[Exercise instructions]
Search the records for "гораздо" and copy each line that holds it.

[Data for this task]
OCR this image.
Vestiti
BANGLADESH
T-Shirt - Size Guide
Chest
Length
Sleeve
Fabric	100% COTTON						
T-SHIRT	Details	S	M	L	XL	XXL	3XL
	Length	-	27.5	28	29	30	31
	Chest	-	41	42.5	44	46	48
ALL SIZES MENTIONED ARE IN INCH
* * *
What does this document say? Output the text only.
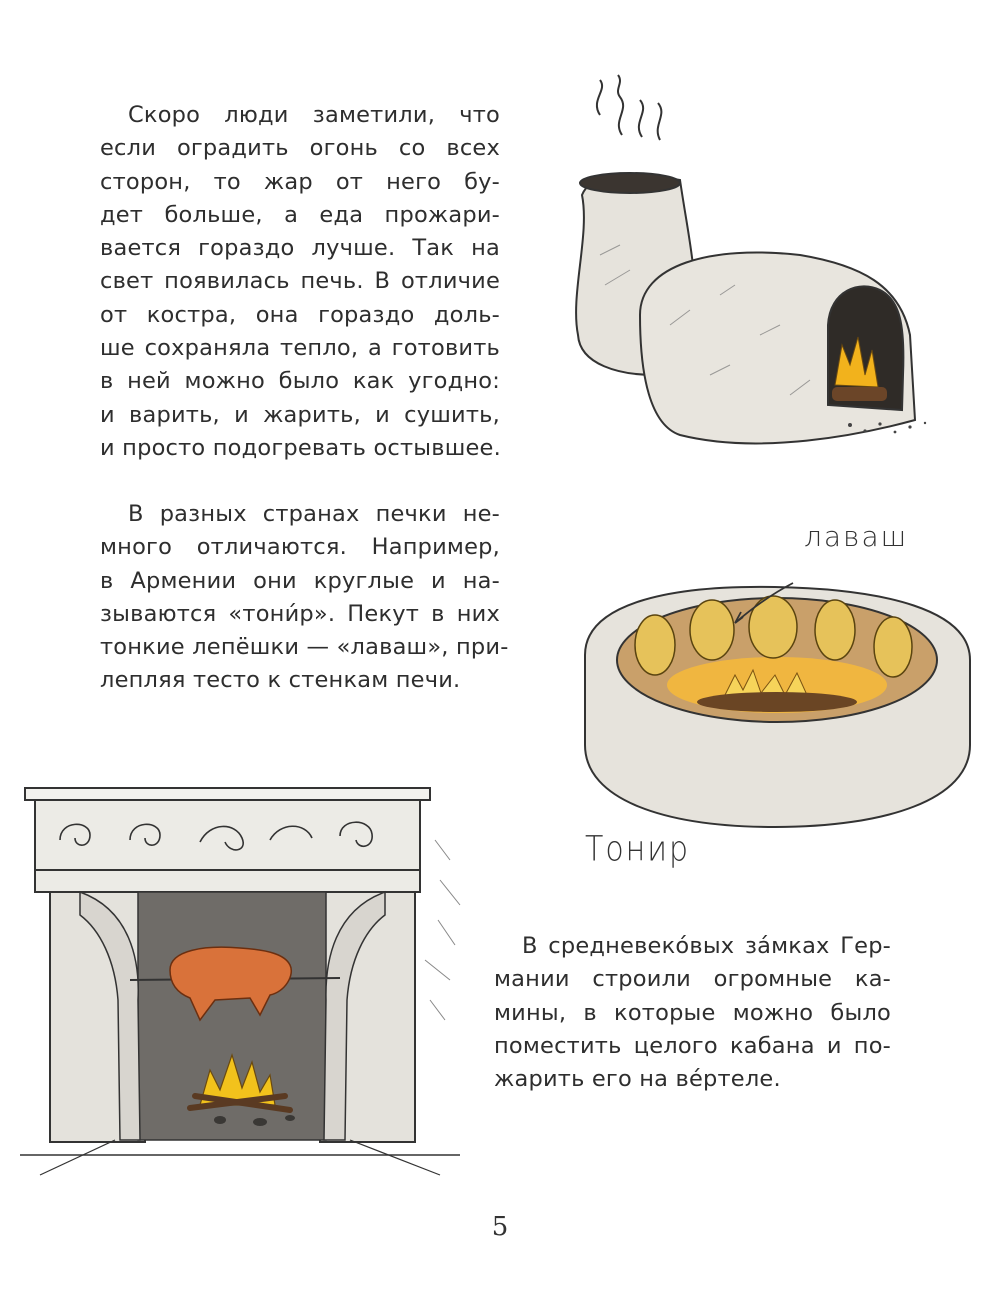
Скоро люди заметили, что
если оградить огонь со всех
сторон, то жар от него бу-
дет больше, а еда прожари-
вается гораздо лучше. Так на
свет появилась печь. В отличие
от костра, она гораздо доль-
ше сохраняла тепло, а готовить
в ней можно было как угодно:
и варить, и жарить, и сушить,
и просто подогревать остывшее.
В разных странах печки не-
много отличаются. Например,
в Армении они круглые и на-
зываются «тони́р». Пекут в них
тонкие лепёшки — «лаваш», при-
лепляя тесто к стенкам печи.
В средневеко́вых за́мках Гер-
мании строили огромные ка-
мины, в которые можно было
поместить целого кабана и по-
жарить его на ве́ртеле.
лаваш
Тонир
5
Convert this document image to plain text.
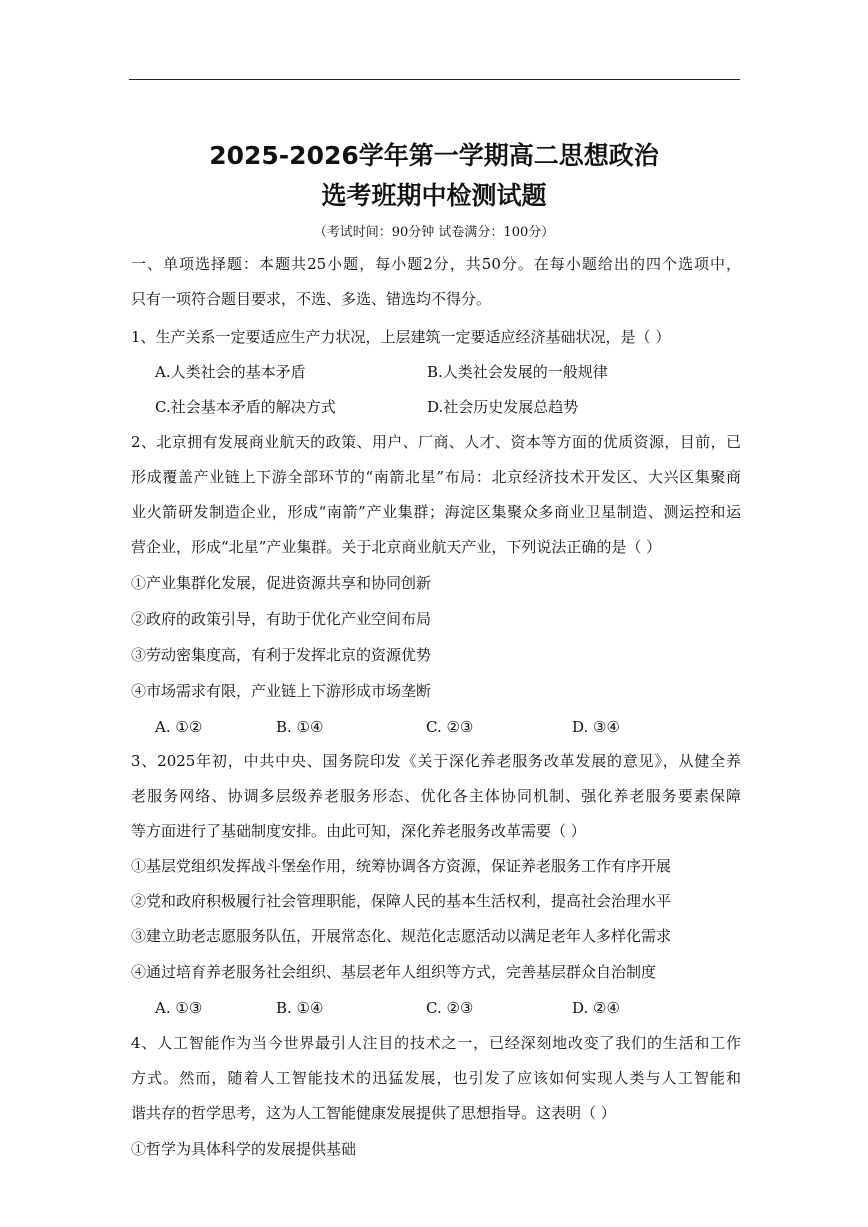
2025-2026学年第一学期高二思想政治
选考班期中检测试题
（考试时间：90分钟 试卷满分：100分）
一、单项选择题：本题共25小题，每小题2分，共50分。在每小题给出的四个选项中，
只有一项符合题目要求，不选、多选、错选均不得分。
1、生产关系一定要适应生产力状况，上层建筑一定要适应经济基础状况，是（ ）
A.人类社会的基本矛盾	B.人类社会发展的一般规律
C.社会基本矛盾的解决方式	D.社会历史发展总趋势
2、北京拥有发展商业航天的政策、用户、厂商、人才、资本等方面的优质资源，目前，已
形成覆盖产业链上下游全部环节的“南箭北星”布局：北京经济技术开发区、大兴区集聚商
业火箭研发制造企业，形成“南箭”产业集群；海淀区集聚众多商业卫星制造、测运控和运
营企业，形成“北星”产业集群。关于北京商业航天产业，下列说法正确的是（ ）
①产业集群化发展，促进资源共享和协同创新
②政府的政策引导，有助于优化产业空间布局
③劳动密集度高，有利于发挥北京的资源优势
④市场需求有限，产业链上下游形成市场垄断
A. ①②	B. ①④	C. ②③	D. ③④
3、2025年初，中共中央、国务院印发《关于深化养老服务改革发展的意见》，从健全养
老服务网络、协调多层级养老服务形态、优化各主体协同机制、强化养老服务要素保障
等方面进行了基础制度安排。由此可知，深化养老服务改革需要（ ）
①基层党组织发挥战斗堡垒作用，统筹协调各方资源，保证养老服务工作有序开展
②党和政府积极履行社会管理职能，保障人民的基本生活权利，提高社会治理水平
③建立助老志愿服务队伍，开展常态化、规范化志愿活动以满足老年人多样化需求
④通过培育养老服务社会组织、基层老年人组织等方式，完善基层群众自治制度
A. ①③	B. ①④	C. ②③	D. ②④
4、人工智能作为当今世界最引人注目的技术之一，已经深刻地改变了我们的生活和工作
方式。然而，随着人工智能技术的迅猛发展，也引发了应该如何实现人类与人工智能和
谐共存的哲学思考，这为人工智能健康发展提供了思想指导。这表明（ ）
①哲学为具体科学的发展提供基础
---
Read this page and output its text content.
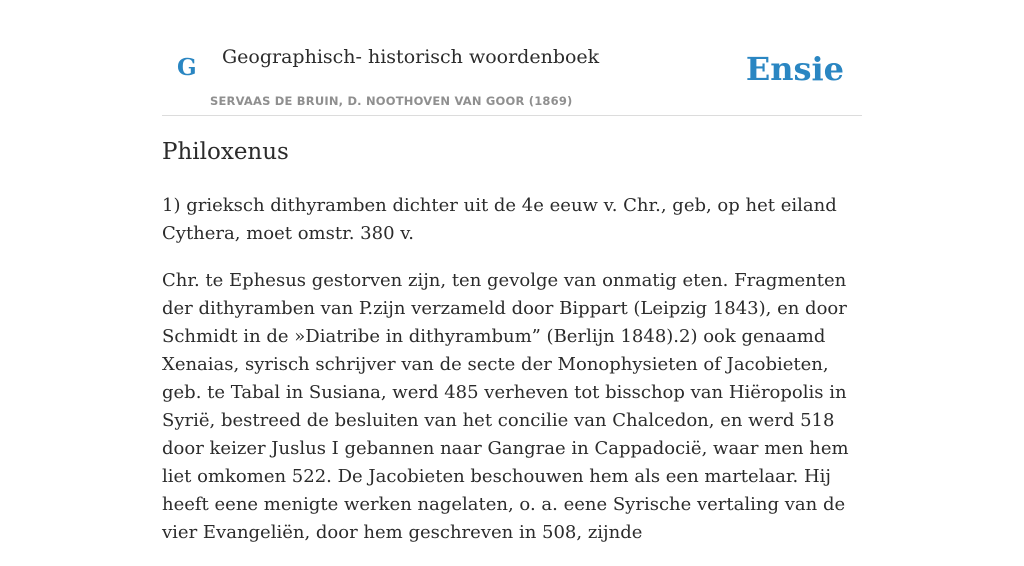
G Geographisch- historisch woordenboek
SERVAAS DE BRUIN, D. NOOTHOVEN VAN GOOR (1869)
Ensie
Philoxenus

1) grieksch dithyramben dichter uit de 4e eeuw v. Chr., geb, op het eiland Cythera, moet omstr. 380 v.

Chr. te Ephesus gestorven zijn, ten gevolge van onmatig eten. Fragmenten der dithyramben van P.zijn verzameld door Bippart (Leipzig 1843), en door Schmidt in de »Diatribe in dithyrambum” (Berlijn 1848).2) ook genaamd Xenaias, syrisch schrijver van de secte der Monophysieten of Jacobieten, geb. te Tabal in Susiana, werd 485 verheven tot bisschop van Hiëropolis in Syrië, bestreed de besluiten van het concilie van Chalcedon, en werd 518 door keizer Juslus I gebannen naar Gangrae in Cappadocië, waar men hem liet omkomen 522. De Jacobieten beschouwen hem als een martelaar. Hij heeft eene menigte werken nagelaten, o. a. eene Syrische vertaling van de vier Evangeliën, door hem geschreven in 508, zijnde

[Expected output]
вается гораздо лучше. Так на
от костра, она гораздо доль-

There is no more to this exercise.